_Required work_
Below are the entries; set down each of them exactly.
==== Data extract ====
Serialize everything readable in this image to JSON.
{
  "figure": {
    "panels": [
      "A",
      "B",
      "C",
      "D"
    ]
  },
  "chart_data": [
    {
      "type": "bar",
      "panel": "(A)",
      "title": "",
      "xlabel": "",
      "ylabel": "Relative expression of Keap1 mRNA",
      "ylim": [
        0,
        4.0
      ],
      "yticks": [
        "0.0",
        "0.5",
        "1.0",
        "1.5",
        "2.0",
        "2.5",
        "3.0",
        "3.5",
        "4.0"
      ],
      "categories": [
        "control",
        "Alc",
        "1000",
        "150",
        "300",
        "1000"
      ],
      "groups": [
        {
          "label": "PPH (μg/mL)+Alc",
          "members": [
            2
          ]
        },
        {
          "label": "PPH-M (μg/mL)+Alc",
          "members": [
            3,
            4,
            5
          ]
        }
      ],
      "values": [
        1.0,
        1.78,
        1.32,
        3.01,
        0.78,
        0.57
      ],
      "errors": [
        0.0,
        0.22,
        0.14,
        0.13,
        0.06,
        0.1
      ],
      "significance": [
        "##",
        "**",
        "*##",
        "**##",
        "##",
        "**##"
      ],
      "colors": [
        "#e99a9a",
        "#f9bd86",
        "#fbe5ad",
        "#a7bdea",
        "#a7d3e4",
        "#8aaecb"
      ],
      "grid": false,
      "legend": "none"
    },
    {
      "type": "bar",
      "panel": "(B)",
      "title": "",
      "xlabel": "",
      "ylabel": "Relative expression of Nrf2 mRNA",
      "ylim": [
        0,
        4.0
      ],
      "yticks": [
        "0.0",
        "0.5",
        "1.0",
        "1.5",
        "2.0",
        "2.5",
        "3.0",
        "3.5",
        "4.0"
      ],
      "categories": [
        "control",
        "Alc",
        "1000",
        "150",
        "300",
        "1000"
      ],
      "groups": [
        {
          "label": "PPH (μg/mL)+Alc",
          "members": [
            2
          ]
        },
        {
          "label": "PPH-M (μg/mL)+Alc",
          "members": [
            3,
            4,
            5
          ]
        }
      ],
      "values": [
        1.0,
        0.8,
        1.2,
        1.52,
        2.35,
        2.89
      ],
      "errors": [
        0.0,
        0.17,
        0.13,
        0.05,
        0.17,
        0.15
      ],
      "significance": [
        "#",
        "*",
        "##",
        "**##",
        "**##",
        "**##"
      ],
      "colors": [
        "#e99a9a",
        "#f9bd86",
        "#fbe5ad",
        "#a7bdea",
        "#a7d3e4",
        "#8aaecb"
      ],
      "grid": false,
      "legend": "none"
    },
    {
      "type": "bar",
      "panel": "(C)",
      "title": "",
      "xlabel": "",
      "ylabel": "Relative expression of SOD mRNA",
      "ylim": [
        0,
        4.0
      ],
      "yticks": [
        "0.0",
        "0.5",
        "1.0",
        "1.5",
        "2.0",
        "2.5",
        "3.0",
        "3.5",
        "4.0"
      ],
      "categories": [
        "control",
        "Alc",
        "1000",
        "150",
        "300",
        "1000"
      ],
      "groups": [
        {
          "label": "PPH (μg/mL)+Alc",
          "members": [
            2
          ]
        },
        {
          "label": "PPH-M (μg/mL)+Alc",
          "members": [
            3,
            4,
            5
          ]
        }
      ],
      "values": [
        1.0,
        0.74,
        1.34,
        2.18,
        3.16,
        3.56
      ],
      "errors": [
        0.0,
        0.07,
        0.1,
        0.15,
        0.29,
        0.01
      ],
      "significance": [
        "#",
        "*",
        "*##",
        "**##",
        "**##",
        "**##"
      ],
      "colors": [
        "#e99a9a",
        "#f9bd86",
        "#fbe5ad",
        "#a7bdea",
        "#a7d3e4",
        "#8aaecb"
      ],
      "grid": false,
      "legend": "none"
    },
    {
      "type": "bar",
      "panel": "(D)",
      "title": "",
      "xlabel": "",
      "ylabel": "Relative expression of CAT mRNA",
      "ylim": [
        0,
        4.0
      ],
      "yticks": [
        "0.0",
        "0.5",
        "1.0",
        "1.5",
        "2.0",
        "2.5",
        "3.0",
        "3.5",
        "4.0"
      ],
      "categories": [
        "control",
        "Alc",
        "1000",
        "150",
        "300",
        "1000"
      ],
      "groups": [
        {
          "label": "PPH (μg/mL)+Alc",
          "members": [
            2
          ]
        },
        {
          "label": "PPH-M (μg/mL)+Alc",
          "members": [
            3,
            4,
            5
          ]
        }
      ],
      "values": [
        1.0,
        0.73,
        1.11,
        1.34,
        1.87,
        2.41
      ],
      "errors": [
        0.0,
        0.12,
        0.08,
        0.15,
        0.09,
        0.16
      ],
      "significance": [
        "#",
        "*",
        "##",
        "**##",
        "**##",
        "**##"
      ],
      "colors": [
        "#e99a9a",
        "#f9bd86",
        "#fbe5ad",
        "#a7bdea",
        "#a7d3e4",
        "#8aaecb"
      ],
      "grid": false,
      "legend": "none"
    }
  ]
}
====
_Written answer_
Serialize everything readable in this image to JSON.
{
  "figure": {
    "panels": [
      "A",
      "B",
      "C",
      "D"
    ]
  },
  "chart_data": [
    {
      "type": "bar",
      "panel": "(A)",
      "title": "",
      "xlabel": "",
      "ylabel": "Relative expression of Keap1 mRNA",
      "ylim": [
        0,
        4.0
      ],
      "yticks": [
        "0.0",
        "0.5",
        "1.0",
        "1.5",
        "2.0",
        "2.5",
        "3.0",
        "3.5",
        "4.0"
      ],
      "categories": [
        "control",
        "Alc",
        "1000",
        "150",
        "300",
        "1000"
      ],
      "groups": [
        {
          "label": "PPH (μg/mL)+Alc",
          "members": [
            2
          ]
        },
        {
          "label": "PPH-M (μg/mL)+Alc",
          "members": [
            3,
            4,
            5
          ]
        }
      ],
      "values": [
        1.0,
        1.78,
        1.32,
        3.01,
        0.78,
        0.57
      ],
      "errors": [
        0.0,
        0.22,
        0.14,
        0.13,
        0.06,
        0.1
      ],
      "significance": [
        "##",
        "**",
        "*##",
        "**##",
        "##",
        "**##"
      ],
      "colors": [
        "#e99a9a",
        "#f9bd86",
        "#fbe5ad",
        "#a7bdea",
        "#a7d3e4",
        "#8aaecb"
      ],
      "grid": false,
      "legend": "none"
    },
    {
      "type": "bar",
      "panel": "(B)",
      "title": "",
      "xlabel": "",
      "ylabel": "Relative expression of Nrf2 mRNA",
      "ylim": [
        0,
        4.0
      ],
      "yticks": [
        "0.0",
        "0.5",
        "1.0",
        "1.5",
        "2.0",
        "2.5",
        "3.0",
        "3.5",
        "4.0"
      ],
      "categories": [
        "control",
        "Alc",
        "1000",
        "150",
        "300",
        "1000"
      ],
      "groups": [
        {
          "label": "PPH (μg/mL)+Alc",
          "members": [
            2
          ]
        },
        {
          "label": "PPH-M (μg/mL)+Alc",
          "members": [
            3,
            4,
            5
          ]
        }
      ],
      "values": [
        1.0,
        0.8,
        1.2,
        1.52,
        2.35,
        2.89
      ],
      "errors": [
        0.0,
        0.17,
        0.13,
        0.05,
        0.17,
        0.15
      ],
      "significance": [
        "#",
        "*",
        "##",
        "**##",
        "**##",
        "**##"
      ],
      "colors": [
        "#e99a9a",
        "#f9bd86",
        "#fbe5ad",
        "#a7bdea",
        "#a7d3e4",
        "#8aaecb"
      ],
      "grid": false,
      "legend": "none"
    },
    {
      "type": "bar",
      "panel": "(C)",
      "title": "",
      "xlabel": "",
      "ylabel": "Relative expression of SOD mRNA",
      "ylim": [
        0,
        4.0
      ],
      "yticks": [
        "0.0",
        "0.5",
        "1.0",
        "1.5",
        "2.0",
        "2.5",
        "3.0",
        "3.5",
        "4.0"
      ],
      "categories": [
        "control",
        "Alc",
        "1000",
        "150",
        "300",
        "1000"
      ],
      "groups": [
        {
          "label": "PPH (μg/mL)+Alc",
          "members": [
            2
          ]
        },
        {
          "label": "PPH-M (μg/mL)+Alc",
          "members": [
            3,
            4,
            5
          ]
        }
      ],
      "values": [
        1.0,
        0.74,
        1.34,
        2.18,
        3.16,
        3.56
      ],
      "errors": [
        0.0,
        0.07,
        0.1,
        0.15,
        0.29,
        0.01
      ],
      "significance": [
        "#",
        "*",
        "*##",
        "**##",
        "**##",
        "**##"
      ],
      "colors": [
        "#e99a9a",
        "#f9bd86",
        "#fbe5ad",
        "#a7bdea",
        "#a7d3e4",
        "#8aaecb"
      ],
      "grid": false,
      "legend": "none"
    },
    {
      "type": "bar",
      "panel": "(D)",
      "title": "",
      "xlabel": "",
      "ylabel": "Relative expression of CAT mRNA",
      "ylim": [
        0,
        4.0
      ],
      "yticks": [
        "0.0",
        "0.5",
        "1.0",
        "1.5",
        "2.0",
        "2.5",
        "3.0",
        "3.5",
        "4.0"
      ],
      "categories": [
        "control",
        "Alc",
        "1000",
        "150",
        "300",
        "1000"
      ],
      "groups": [
        {
          "label": "PPH (μg/mL)+Alc",
          "members": [
            2
          ]
        },
        {
          "label": "PPH-M (μg/mL)+Alc",
          "members": [
            3,
            4,
            5
          ]
        }
      ],
      "values": [
        1.0,
        0.73,
        1.11,
        1.34,
        1.87,
        2.41
      ],
      "errors": [
        0.0,
        0.12,
        0.08,
        0.15,
        0.09,
        0.16
      ],
      "significance": [
        "#",
        "*",
        "##",
        "**##",
        "**##",
        "**##"
      ],
      "colors": [
        "#e99a9a",
        "#f9bd86",
        "#fbe5ad",
        "#a7bdea",
        "#a7d3e4",
        "#8aaecb"
      ],
      "grid": false,
      "legend": "none"
    }
  ]
}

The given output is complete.